'''
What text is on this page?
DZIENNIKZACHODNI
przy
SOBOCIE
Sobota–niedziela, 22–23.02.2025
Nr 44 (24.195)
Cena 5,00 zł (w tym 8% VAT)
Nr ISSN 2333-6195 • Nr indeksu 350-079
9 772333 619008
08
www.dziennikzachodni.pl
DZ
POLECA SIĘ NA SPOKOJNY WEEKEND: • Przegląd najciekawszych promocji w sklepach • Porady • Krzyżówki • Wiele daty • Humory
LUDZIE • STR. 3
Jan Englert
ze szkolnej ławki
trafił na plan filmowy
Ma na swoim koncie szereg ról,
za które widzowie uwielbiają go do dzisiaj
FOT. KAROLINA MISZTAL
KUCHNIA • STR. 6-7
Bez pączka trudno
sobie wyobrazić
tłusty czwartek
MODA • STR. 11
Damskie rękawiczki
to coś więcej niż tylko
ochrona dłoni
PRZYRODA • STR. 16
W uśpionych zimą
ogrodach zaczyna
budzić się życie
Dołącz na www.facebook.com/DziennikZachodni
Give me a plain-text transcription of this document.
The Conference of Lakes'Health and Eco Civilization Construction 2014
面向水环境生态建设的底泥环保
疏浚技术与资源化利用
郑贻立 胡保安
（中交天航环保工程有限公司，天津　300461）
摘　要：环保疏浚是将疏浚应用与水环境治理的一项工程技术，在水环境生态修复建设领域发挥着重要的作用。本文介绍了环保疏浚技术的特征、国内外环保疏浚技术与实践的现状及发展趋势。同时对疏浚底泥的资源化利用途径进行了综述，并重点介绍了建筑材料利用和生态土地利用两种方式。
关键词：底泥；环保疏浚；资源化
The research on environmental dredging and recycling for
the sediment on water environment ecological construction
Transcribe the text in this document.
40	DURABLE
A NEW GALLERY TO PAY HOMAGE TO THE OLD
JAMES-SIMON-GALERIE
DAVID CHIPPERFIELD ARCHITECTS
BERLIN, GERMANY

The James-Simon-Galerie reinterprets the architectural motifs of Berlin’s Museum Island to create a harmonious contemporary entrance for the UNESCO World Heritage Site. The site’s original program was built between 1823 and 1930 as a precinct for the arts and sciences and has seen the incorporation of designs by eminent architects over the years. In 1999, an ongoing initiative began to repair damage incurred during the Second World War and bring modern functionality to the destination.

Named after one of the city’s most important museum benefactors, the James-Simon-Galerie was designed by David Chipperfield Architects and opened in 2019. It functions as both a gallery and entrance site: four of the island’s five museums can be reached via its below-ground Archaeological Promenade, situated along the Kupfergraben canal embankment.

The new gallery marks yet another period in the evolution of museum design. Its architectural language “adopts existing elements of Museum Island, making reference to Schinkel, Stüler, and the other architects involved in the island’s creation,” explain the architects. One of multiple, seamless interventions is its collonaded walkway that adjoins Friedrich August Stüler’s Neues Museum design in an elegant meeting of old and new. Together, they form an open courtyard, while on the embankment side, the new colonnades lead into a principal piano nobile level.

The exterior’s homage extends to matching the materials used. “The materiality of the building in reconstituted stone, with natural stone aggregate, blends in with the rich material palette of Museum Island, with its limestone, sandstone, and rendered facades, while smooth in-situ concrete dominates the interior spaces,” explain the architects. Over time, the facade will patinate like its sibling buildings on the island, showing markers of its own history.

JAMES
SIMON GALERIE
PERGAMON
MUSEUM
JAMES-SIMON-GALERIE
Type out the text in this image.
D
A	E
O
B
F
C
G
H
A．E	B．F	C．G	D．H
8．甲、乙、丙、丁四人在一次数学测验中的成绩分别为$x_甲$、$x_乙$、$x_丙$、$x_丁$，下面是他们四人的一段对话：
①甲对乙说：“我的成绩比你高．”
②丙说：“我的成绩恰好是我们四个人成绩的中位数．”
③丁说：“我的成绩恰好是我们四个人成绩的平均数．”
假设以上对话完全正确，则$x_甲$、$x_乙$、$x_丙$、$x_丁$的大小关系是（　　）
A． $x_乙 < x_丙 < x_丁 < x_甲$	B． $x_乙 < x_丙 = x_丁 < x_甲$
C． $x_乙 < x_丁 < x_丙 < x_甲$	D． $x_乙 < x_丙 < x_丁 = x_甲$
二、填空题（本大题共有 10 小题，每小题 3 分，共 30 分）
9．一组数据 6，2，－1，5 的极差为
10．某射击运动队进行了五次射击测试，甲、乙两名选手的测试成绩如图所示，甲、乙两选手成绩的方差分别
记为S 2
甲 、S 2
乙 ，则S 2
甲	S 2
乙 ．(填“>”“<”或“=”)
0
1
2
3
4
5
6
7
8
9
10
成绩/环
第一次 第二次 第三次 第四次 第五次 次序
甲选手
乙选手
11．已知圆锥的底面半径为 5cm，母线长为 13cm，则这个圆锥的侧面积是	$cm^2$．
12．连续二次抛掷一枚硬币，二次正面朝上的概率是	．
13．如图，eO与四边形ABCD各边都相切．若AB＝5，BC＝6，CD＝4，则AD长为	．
'''
Extract the whole listing, character for character.

— WRITTEN ANSWER —
What text is on this page?
DZIENNIKZACHODNI
przy
SOBOCIE
Sobota–niedziela, 22–23.02.2025
Nr 44 (24.195)
Cena 5,00 zł (w tym 8% VAT)
Nr ISSN 2333-6195 • Nr indeksu 350-079
9 772333 619008
08
www.dziennikzachodni.pl
DZ
POLECA SIĘ NA SPOKOJNY WEEKEND: • Przegląd najciekawszych promocji w sklepach • Porady • Krzyżówki • Wiele daty • Humory
LUDZIE • STR. 3
Jan Englert
ze szkolnej ławki
trafił na plan filmowy
Ma na swoim koncie szereg ról,
za które widzowie uwielbiają go do dzisiaj
FOT. KAROLINA MISZTAL
KUCHNIA • STR. 6-7
Bez pączka trudno
sobie wyobrazić
tłusty czwartek
MODA • STR. 11
Damskie rękawiczki
to coś więcej niż tylko
ochrona dłoni
PRZYRODA • STR. 16
W uśpionych zimą
ogrodach zaczyna
budzić się życie
Dołącz na www.facebook.com/DziennikZachodni
Give me a plain-text transcription of this document.
The Conference of Lakes'Health and Eco Civilization Construction 2014
面向水环境生态建设的底泥环保
疏浚技术与资源化利用
郑贻立 胡保安
（中交天航环保工程有限公司，天津　300461）
摘　要：环保疏浚是将疏浚应用与水环境治理的一项工程技术，在水环境生态修复建设领域发挥着重要的作用。本文介绍了环保疏浚技术的特征、国内外环保疏浚技术与实践的现状及发展趋势。同时对疏浚底泥的资源化利用途径进行了综述，并重点介绍了建筑材料利用和生态土地利用两种方式。
关键词：底泥；环保疏浚；资源化
The research on environmental dredging and recycling for
the sediment on water environment ecological construction
Transcribe the text in this document.
40	DURABLE
A NEW GALLERY TO PAY HOMAGE TO THE OLD
JAMES-SIMON-GALERIE
DAVID CHIPPERFIELD ARCHITECTS
BERLIN, GERMANY

The James-Simon-Galerie reinterprets the architectural motifs of Berlin’s Museum Island to create a harmonious contemporary entrance for the UNESCO World Heritage Site. The site’s original program was built between 1823 and 1930 as a precinct for the arts and sciences and has seen the incorporation of designs by eminent architects over the years. In 1999, an ongoing initiative began to repair damage incurred during the Second World War and bring modern functionality to the destination.

Named after one of the city’s most important museum benefactors, the James-Simon-Galerie was designed by David Chipperfield Architects and opened in 2019. It functions as both a gallery and entrance site: four of the island’s five museums can be reached via its below-ground Archaeological Promenade, situated along the Kupfergraben canal embankment.

The new gallery marks yet another period in the evolution of museum design. Its architectural language “adopts existing elements of Museum Island, making reference to Schinkel, Stüler, and the other architects involved in the island’s creation,” explain the architects. One of multiple, seamless interventions is its collonaded walkway that adjoins Friedrich August Stüler’s Neues Museum design in an elegant meeting of old and new. Together, they form an open courtyard, while on the embankment side, the new colonnades lead into a principal piano nobile level.

The exterior’s homage extends to matching the materials used. “The materiality of the building in reconstituted stone, with natural stone aggregate, blends in with the rich material palette of Museum Island, with its limestone, sandstone, and rendered facades, while smooth in-situ concrete dominates the interior spaces,” explain the architects. Over time, the facade will patinate like its sibling buildings on the island, showing markers of its own history.

JAMES
SIMON GALERIE
PERGAMON
MUSEUM
JAMES-SIMON-GALERIE
Type out the text in this image.
D
A	E
O
B
F
C
G
H
A．E	B．F	C．G	D．H
8．甲、乙、丙、丁四人在一次数学测验中的成绩分别为$x_甲$、$x_乙$、$x_丙$、$x_丁$，下面是他们四人的一段对话：
①甲对乙说：“我的成绩比你高．”
②丙说：“我的成绩恰好是我们四个人成绩的中位数．”
③丁说：“我的成绩恰好是我们四个人成绩的平均数．”
假设以上对话完全正确，则$x_甲$、$x_乙$、$x_丙$、$x_丁$的大小关系是（　　）
A． $x_乙 < x_丙 < x_丁 < x_甲$	B． $x_乙 < x_丙 = x_丁 < x_甲$
C． $x_乙 < x_丁 < x_丙 < x_甲$	D． $x_乙 < x_丙 < x_丁 = x_甲$
二、填空题（本大题共有 10 小题，每小题 3 分，共 30 分）
9．一组数据 6，2，－1，5 的极差为
10．某射击运动队进行了五次射击测试，甲、乙两名选手的测试成绩如图所示，甲、乙两选手成绩的方差分别
记为S 2
甲 、S 2
乙 ，则S 2
甲	S 2
乙 ．(填“>”“<”或“=”)
0
1
2
3
4
5
6
7
8
9
10
成绩/环
第一次 第二次 第三次 第四次 第五次 次序
甲选手
乙选手
11．已知圆锥的底面半径为 5cm，母线长为 13cm，则这个圆锥的侧面积是	$cm^2$．
12．连续二次抛掷一枚硬币，二次正面朝上的概率是	．
13．如图，eO与四边形ABCD各边都相切．若AB＝5，BC＝6，CD＝4，则AD长为	．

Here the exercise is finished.